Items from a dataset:
= = = =

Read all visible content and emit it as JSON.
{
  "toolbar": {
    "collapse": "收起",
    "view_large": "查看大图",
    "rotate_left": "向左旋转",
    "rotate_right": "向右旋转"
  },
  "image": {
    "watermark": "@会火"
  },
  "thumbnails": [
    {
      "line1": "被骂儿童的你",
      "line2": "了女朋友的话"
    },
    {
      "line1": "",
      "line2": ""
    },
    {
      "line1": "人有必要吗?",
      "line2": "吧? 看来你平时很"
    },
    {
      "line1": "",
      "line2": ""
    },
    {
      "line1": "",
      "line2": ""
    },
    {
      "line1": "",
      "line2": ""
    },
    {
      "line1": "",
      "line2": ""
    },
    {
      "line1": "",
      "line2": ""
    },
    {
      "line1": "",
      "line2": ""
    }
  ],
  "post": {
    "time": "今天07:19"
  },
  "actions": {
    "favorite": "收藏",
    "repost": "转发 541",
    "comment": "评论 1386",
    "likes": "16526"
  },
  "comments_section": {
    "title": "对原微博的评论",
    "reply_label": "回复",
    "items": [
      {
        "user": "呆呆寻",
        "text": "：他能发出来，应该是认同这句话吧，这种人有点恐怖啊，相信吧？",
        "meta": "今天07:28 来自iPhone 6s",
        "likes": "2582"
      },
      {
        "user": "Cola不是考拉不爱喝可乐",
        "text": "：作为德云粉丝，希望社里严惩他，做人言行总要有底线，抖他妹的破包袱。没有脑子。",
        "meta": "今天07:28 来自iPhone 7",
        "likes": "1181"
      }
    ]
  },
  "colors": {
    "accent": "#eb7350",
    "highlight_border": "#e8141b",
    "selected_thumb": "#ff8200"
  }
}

= = = =

## EXERCISE OBJECTIVE
Of the lines in the records, determine how many contain the word "meta", and report that number alone.

## ANSWER BELOW
2